* Begin *
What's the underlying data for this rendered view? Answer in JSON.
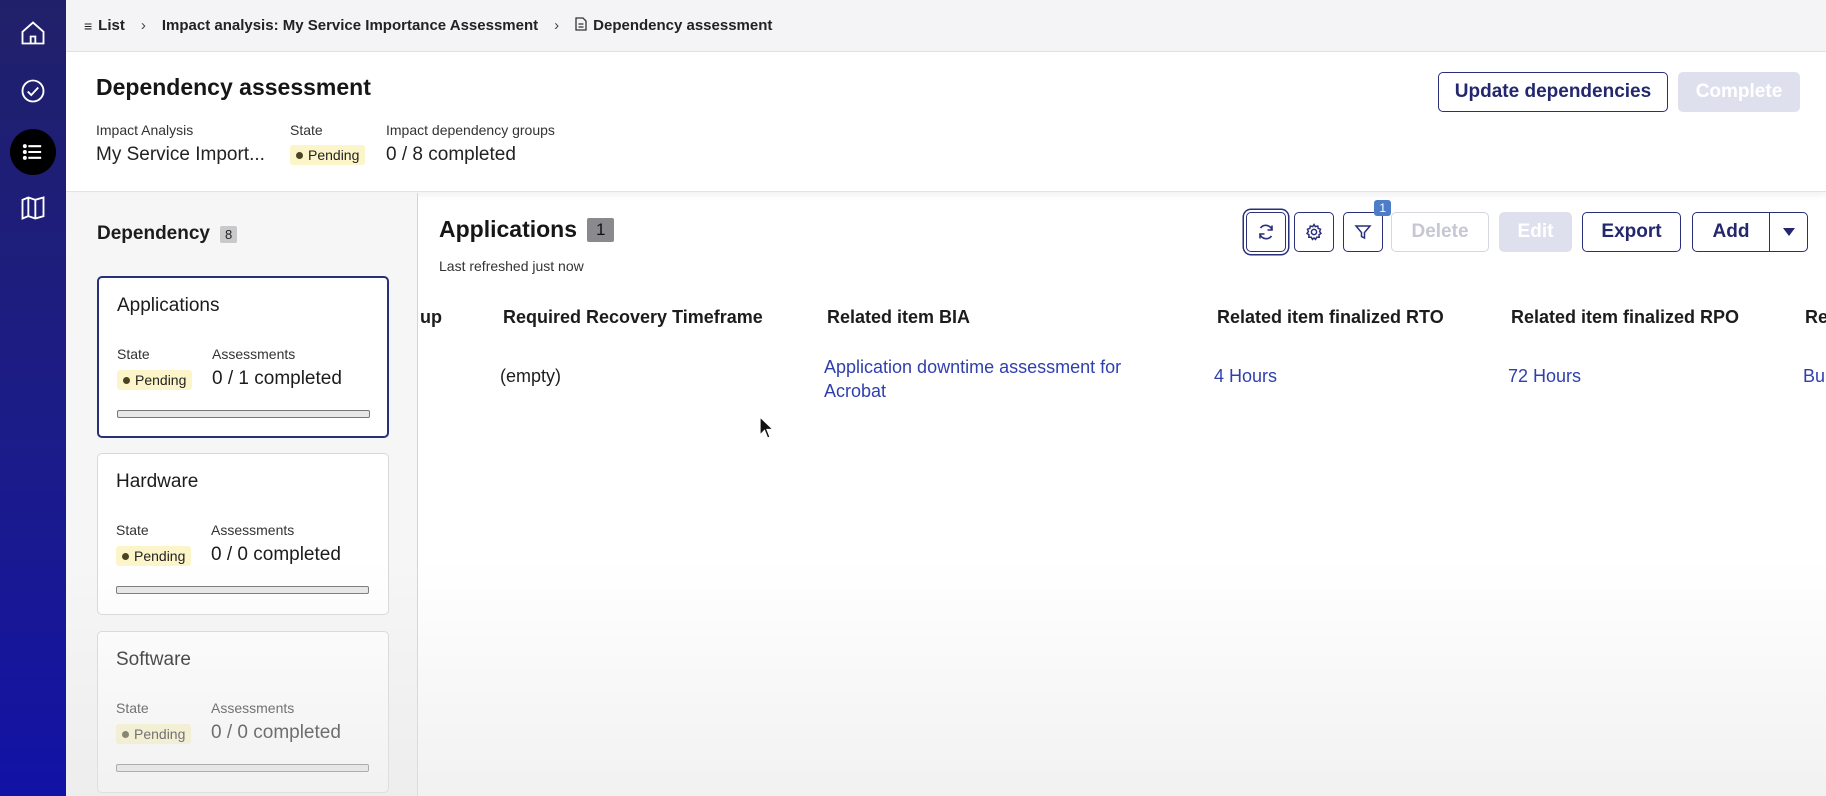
{
  "breadcrumb": {
    "list": "List",
    "impact": "Impact analysis: My Service Importance Assessment",
    "current": "Dependency assessment"
  },
  "header": {
    "title": "Dependency assessment",
    "impact_analysis_label": "Impact Analysis",
    "impact_analysis_value": "My Service Import...",
    "state_label": "State",
    "state_value": "Pending",
    "groups_label": "Impact dependency groups",
    "groups_value": "0 / 8 completed",
    "update_button": "Update dependencies",
    "complete_button": "Complete"
  },
  "dependency_panel": {
    "title": "Dependency",
    "count": "8",
    "cards": [
      {
        "title": "Applications",
        "state_label": "State",
        "state": "Pending",
        "assess_label": "Assessments",
        "assessments": "0 / 1 completed",
        "progress": 0
      },
      {
        "title": "Hardware",
        "state_label": "State",
        "state": "Pending",
        "assess_label": "Assessments",
        "assessments": "0 / 0 completed",
        "progress": 0
      },
      {
        "title": "Software",
        "state_label": "State",
        "state": "Pending",
        "assess_label": "Assessments",
        "assessments": "0 / 0 completed",
        "progress": 0
      }
    ]
  },
  "list": {
    "title": "Applications",
    "count": "1",
    "refreshed": "Last refreshed just now",
    "filter_count": "1",
    "buttons": {
      "delete": "Delete",
      "edit": "Edit",
      "export": "Export",
      "add": "Add"
    },
    "icons": {
      "refresh": "refresh-icon",
      "settings": "gear-icon",
      "filter": "filter-icon",
      "dropdown": "caret-down-icon"
    },
    "columns": [
      "up",
      "Required Recovery Timeframe",
      "Related item BIA",
      "Related item finalized RTO",
      "Related item finalized RPO",
      "Re"
    ],
    "rows": [
      {
        "timeframe": "(empty)",
        "bia_line1": "Application downtime assessment for",
        "bia_line2": "Acrobat",
        "rto": "4 Hours",
        "rpo": "72 Hours",
        "extra": "Bu"
      }
    ]
  },
  "colors": {
    "accent": "#2a2f7a",
    "link": "#2f3fae",
    "pending_bg": "#fbf5c9",
    "rail": "#1b1b8c"
  }
}
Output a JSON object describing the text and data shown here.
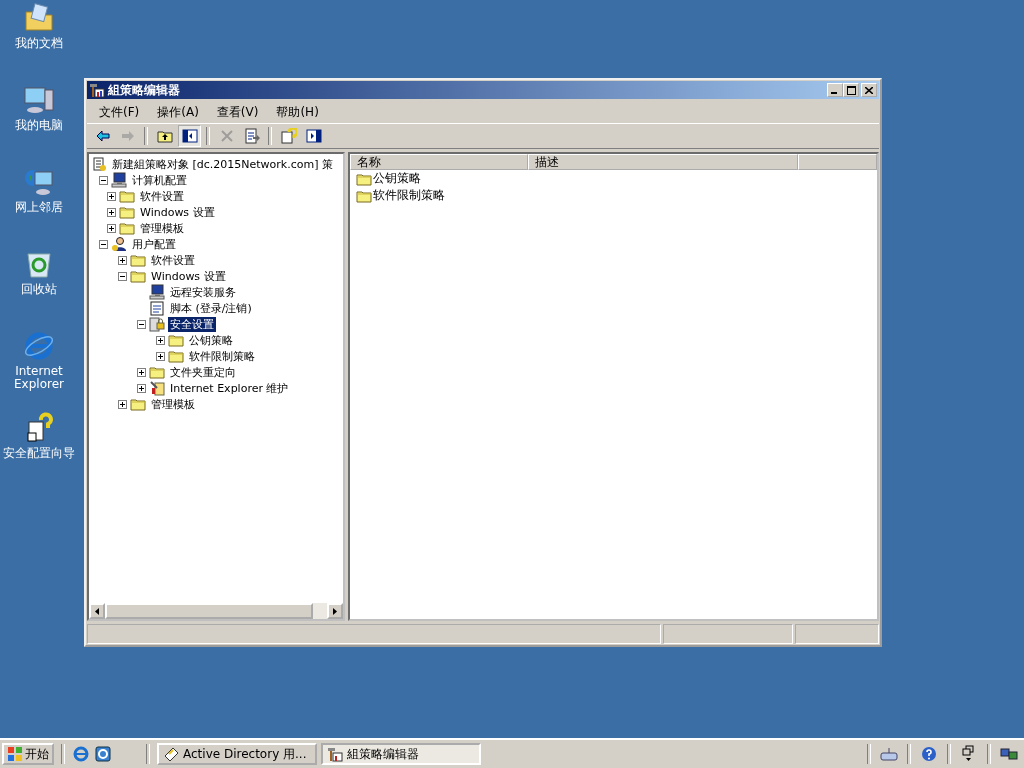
{
  "desktop_icons": [
    {
      "kind": "documents",
      "label": "我的文档"
    },
    {
      "kind": "computer",
      "label": "我的电脑"
    },
    {
      "kind": "network",
      "label": "网上邻居"
    },
    {
      "kind": "recycle",
      "label": "回收站"
    },
    {
      "kind": "ie",
      "label": "Internet Explorer"
    },
    {
      "kind": "wizard",
      "label": "安全配置向导"
    }
  ],
  "window": {
    "title": "組策略编辑器"
  },
  "menu": [
    {
      "label": "文件(F)"
    },
    {
      "label": "操作(A)"
    },
    {
      "label": "查看(V)"
    },
    {
      "label": "帮助(H)"
    }
  ],
  "toolbar": [
    {
      "kind": "back",
      "disabled": false,
      "selected": false
    },
    {
      "kind": "forward",
      "disabled": true,
      "selected": false
    },
    {
      "kind": "up",
      "disabled": false,
      "selected": false
    },
    {
      "kind": "tree",
      "disabled": false,
      "selected": true
    },
    {
      "kind": "delete",
      "disabled": true,
      "selected": false
    },
    {
      "kind": "export",
      "disabled": false,
      "selected": false
    },
    {
      "kind": "help",
      "disabled": false,
      "selected": false
    },
    {
      "kind": "pane",
      "disabled": false,
      "selected": false
    }
  ],
  "tree": [
    {
      "kind": "root",
      "label": "新建組策略对象 [dc.2015Network.com] 策",
      "selected": false,
      "children": [
        {
          "kind": "computer",
          "label": "计算机配置",
          "selected": false,
          "expanded": true,
          "children": [
            {
              "kind": "folder",
              "label": "软件设置",
              "selected": false,
              "expanded": false
            },
            {
              "kind": "folder",
              "label": "Windows 设置",
              "selected": false,
              "expanded": false
            },
            {
              "kind": "folder",
              "label": "管理模板",
              "selected": false,
              "expanded": false
            }
          ]
        },
        {
          "kind": "user",
          "label": "用户配置",
          "selected": false,
          "expanded": true,
          "children": [
            {
              "kind": "folder",
              "label": "软件设置",
              "selected": false,
              "expanded": false
            },
            {
              "kind": "folder",
              "label": "Windows 设置",
              "selected": false,
              "expanded": true,
              "children": [
                {
                  "kind": "remote",
                  "label": "远程安装服务",
                  "selected": false
                },
                {
                  "kind": "script",
                  "label": "脚本 (登录/注销)",
                  "selected": false
                },
                {
                  "kind": "security",
                  "label": "安全设置",
                  "selected": true,
                  "expanded": true,
                  "children": [
                    {
                      "kind": "folder",
                      "label": "公钥策略",
                      "selected": false,
                      "expanded": false
                    },
                    {
                      "kind": "folder",
                      "label": "软件限制策略",
                      "selected": false,
                      "expanded": false
                    }
                  ]
                },
                {
                  "kind": "folder",
                  "label": "文件夹重定向",
                  "selected": false,
                  "expanded": false
                },
                {
                  "kind": "ie",
                  "label": "Internet Explorer 维护",
                  "selected": false,
                  "expanded": false
                }
              ]
            },
            {
              "kind": "folder",
              "label": "管理模板",
              "selected": false,
              "expanded": false
            }
          ]
        }
      ]
    }
  ],
  "list": {
    "columns": [
      "名称",
      "描述"
    ],
    "rows": [
      {
        "name": "公钥策略"
      },
      {
        "name": "软件限制策略"
      }
    ]
  },
  "taskbar": {
    "start": "开始",
    "quick_launch": [
      {
        "kind": "ie"
      },
      {
        "kind": "desktop"
      }
    ],
    "tasks": [
      {
        "kind": "ad",
        "label": "Active Directory 用...",
        "selected": false
      },
      {
        "kind": "gpedit",
        "label": "組策略编辑器",
        "selected": true
      }
    ],
    "tray": [
      {
        "kind": "keyboard"
      },
      {
        "kind": "help"
      },
      {
        "kind": "restore"
      },
      {
        "kind": "network"
      }
    ]
  }
}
* End *
Keep the pictures out of the copy and return the rest of the data above exactly.

:: RESPONSE ::
What's the underlying data for this rendered view? Answer in JSON.
{
  "breadcrumb": {
    "list": "List",
    "impact": "Impact analysis: My Service Importance Assessment",
    "current": "Dependency assessment"
  },
  "header": {
    "title": "Dependency assessment",
    "impact_analysis_label": "Impact Analysis",
    "impact_analysis_value": "My Service Import...",
    "state_label": "State",
    "state_value": "Pending",
    "groups_label": "Impact dependency groups",
    "groups_value": "0 / 8 completed",
    "update_button": "Update dependencies",
    "complete_button": "Complete"
  },
  "dependency_panel": {
    "title": "Dependency",
    "count": "8",
    "cards": [
      {
        "title": "Applications",
        "state_label": "State",
        "state": "Pending",
        "assess_label": "Assessments",
        "assessments": "0 / 1 completed",
        "progress": 0
      },
      {
        "title": "Hardware",
        "state_label": "State",
        "state": "Pending",
        "assess_label": "Assessments",
        "assessments": "0 / 0 completed",
        "progress": 0
      },
      {
        "title": "Software",
        "state_label": "State",
        "state": "Pending",
        "assess_label": "Assessments",
        "assessments": "0 / 0 completed",
        "progress": 0
      }
    ]
  },
  "list": {
    "title": "Applications",
    "count": "1",
    "refreshed": "Last refreshed just now",
    "filter_count": "1",
    "buttons": {
      "delete": "Delete",
      "edit": "Edit",
      "export": "Export",
      "add": "Add"
    },
    "icons": {
      "refresh": "refresh-icon",
      "settings": "gear-icon",
      "filter": "filter-icon",
      "dropdown": "caret-down-icon"
    },
    "columns": [
      "up",
      "Required Recovery Timeframe",
      "Related item BIA",
      "Related item finalized RTO",
      "Related item finalized RPO",
      "Re"
    ],
    "rows": [
      {
        "timeframe": "(empty)",
        "bia_line1": "Application downtime assessment for",
        "bia_line2": "Acrobat",
        "rto": "4 Hours",
        "rpo": "72 Hours",
        "extra": "Bu"
      }
    ]
  },
  "colors": {
    "accent": "#2a2f7a",
    "link": "#2f3fae",
    "pending_bg": "#fbf5c9",
    "rail": "#1b1b8c"
  }
}
Output a JSON object describing the text and data shown here.
{
  "desktop_icons": [
    {
      "kind": "documents",
      "label": "我的文档"
    },
    {
      "kind": "computer",
      "label": "我的电脑"
    },
    {
      "kind": "network",
      "label": "网上邻居"
    },
    {
      "kind": "recycle",
      "label": "回收站"
    },
    {
      "kind": "ie",
      "label": "Internet Explorer"
    },
    {
      "kind": "wizard",
      "label": "安全配置向导"
    }
  ],
  "window": {
    "title": "組策略编辑器"
  },
  "menu": [
    {
      "label": "文件(F)"
    },
    {
      "label": "操作(A)"
    },
    {
      "label": "查看(V)"
    },
    {
      "label": "帮助(H)"
    }
  ],
  "toolbar": [
    {
      "kind": "back",
      "disabled": false,
      "selected": false
    },
    {
      "kind": "forward",
      "disabled": true,
      "selected": false
    },
    {
      "kind": "up",
      "disabled": false,
      "selected": false
    },
    {
      "kind": "tree",
      "disabled": false,
      "selected": true
    },
    {
      "kind": "delete",
      "disabled": true,
      "selected": false
    },
    {
      "kind": "export",
      "disabled": false,
      "selected": false
    },
    {
      "kind": "help",
      "disabled": false,
      "selected": false
    },
    {
      "kind": "pane",
      "disabled": false,
      "selected": false
    }
  ],
  "tree": [
    {
      "kind": "root",
      "label": "新建組策略对象 [dc.2015Network.com] 策",
      "selected": false,
      "children": [
        {
          "kind": "computer",
          "label": "计算机配置",
          "selected": false,
          "expanded": true,
          "children": [
            {
              "kind": "folder",
              "label": "软件设置",
              "selected": false,
              "expanded": false
            },
            {
              "kind": "folder",
              "label": "Windows 设置",
              "selected": false,
              "expanded": false
            },
            {
              "kind": "folder",
              "label": "管理模板",
              "selected": false,
              "expanded": false
            }
          ]
        },
        {
          "kind": "user",
          "label": "用户配置",
          "selected": false,
          "expanded": true,
          "children": [
            {
              "kind": "folder",
              "label": "软件设置",
              "selected": false,
              "expanded": false
            },
            {
              "kind": "folder",
              "label": "Windows 设置",
              "selected": false,
              "expanded": true,
              "children": [
                {
                  "kind": "remote",
                  "label": "远程安装服务",
                  "selected": false
                },
                {
                  "kind": "script",
                  "label": "脚本 (登录/注销)",
                  "selected": false
                },
                {
                  "kind": "security",
                  "label": "安全设置",
                  "selected": true,
                  "expanded": true,
                  "children": [
                    {
                      "kind": "folder",
                      "label": "公钥策略",
                      "selected": false,
                      "expanded": false
                    },
                    {
                      "kind": "folder",
                      "label": "软件限制策略",
                      "selected": false,
                      "expanded": false
                    }
                  ]
                },
                {
                  "kind": "folder",
                  "label": "文件夹重定向",
                  "selected": false,
                  "expanded": false
                },
                {
                  "kind": "ie",
                  "label": "Internet Explorer 维护",
                  "selected": false,
                  "expanded": false
                }
              ]
            },
            {
              "kind": "folder",
              "label": "管理模板",
              "selected": false,
              "expanded": false
            }
          ]
        }
      ]
    }
  ],
  "list": {
    "columns": [
      "名称",
      "描述"
    ],
    "rows": [
      {
        "name": "公钥策略"
      },
      {
        "name": "软件限制策略"
      }
    ]
  },
  "taskbar": {
    "start": "开始",
    "quick_launch": [
      {
        "kind": "ie"
      },
      {
        "kind": "desktop"
      }
    ],
    "tasks": [
      {
        "kind": "ad",
        "label": "Active Directory 用...",
        "selected": false
      },
      {
        "kind": "gpedit",
        "label": "組策略编辑器",
        "selected": true
      }
    ],
    "tray": [
      {
        "kind": "keyboard"
      },
      {
        "kind": "help"
      },
      {
        "kind": "restore"
      },
      {
        "kind": "network"
      }
    ]
  }
}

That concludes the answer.